◆ **What needs to be done**: Quote, word for word, the line containing "Give me a plain-text" and all lines that follow it to the end of the records, with no pictures.

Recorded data
########
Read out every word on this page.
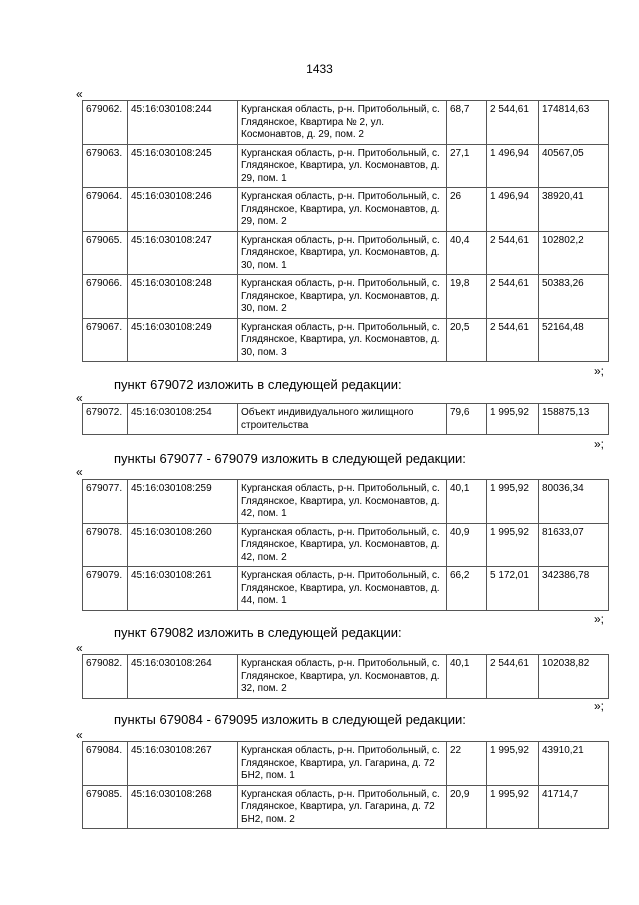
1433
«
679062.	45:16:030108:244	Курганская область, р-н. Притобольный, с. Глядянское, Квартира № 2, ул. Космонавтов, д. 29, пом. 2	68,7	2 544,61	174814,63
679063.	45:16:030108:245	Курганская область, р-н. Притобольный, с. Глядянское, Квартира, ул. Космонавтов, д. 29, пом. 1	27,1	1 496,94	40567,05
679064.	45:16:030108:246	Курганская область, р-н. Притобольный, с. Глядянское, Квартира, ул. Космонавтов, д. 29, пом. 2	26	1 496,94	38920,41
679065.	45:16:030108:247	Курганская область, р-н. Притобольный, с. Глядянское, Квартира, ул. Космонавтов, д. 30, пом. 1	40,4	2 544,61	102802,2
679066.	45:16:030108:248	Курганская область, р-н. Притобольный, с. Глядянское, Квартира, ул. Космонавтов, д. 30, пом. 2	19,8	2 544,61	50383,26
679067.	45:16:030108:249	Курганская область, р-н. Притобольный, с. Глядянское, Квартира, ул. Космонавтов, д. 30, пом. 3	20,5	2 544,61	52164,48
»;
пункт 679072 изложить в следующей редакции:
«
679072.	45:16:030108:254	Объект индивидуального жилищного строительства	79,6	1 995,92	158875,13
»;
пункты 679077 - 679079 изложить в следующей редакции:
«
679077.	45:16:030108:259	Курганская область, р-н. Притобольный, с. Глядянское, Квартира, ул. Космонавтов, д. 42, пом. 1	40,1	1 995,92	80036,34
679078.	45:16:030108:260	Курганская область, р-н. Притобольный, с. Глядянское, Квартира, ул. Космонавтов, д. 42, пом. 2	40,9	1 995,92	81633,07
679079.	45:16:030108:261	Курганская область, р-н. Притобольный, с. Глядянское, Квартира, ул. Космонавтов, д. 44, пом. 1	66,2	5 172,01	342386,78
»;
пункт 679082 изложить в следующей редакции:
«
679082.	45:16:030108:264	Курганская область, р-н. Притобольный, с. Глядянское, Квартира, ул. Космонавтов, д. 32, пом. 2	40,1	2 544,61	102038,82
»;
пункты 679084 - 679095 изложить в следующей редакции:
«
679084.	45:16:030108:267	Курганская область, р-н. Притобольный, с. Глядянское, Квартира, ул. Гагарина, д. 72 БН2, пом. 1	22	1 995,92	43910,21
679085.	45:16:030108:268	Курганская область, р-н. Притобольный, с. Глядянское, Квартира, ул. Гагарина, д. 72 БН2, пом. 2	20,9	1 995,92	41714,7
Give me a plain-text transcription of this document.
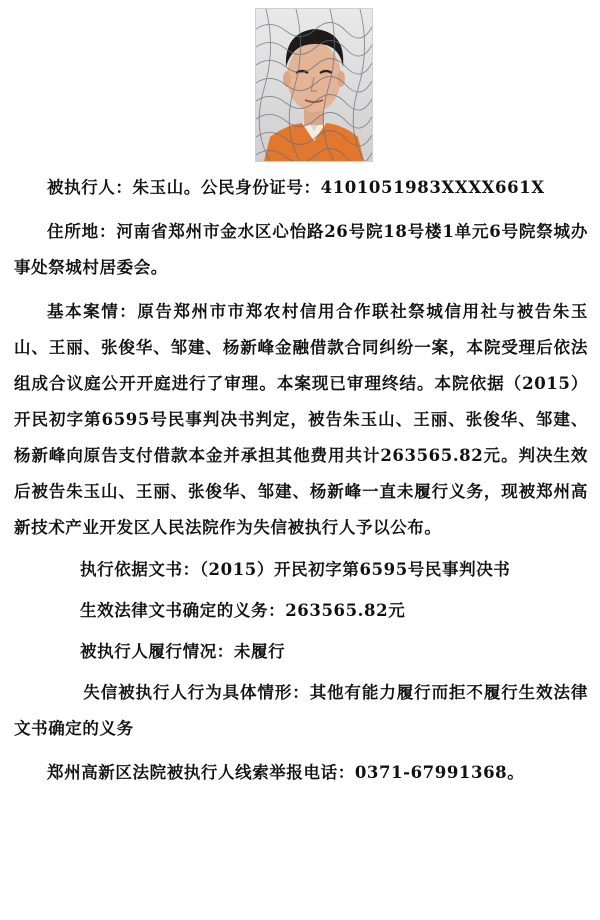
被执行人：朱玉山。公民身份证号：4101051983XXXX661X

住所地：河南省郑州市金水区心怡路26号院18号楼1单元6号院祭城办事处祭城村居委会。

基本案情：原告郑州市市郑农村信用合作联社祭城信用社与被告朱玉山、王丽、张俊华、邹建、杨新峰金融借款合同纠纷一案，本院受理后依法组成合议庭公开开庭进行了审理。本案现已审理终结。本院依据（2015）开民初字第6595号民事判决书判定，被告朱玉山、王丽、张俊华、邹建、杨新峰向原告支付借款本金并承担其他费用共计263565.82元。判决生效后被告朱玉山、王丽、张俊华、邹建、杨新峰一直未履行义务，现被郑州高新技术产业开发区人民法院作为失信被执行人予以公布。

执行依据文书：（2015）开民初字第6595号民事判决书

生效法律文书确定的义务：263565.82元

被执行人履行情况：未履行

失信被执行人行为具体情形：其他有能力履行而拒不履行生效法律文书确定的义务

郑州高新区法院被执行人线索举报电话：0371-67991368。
########
◆ **Output below**:
Give me a plain-text transcription of this document.
被执行人：朱玉山。公民身份证号：4101051983XXXX661X

住所地：河南省郑州市金水区心怡路26号院18号楼1单元6号院祭城办事处祭城村居委会。

基本案情：原告郑州市市郑农村信用合作联社祭城信用社与被告朱玉山、王丽、张俊华、邹建、杨新峰金融借款合同纠纷一案，本院受理后依法组成合议庭公开开庭进行了审理。本案现已审理终结。本院依据（2015）开民初字第6595号民事判决书判定，被告朱玉山、王丽、张俊华、邹建、杨新峰向原告支付借款本金并承担其他费用共计263565.82元。判决生效后被告朱玉山、王丽、张俊华、邹建、杨新峰一直未履行义务，现被郑州高新技术产业开发区人民法院作为失信被执行人予以公布。

执行依据文书：（2015）开民初字第6595号民事判决书

生效法律文书确定的义务：263565.82元

被执行人履行情况：未履行

失信被执行人行为具体情形：其他有能力履行而拒不履行生效法律文书确定的义务

郑州高新区法院被执行人线索举报电话：0371-67991368。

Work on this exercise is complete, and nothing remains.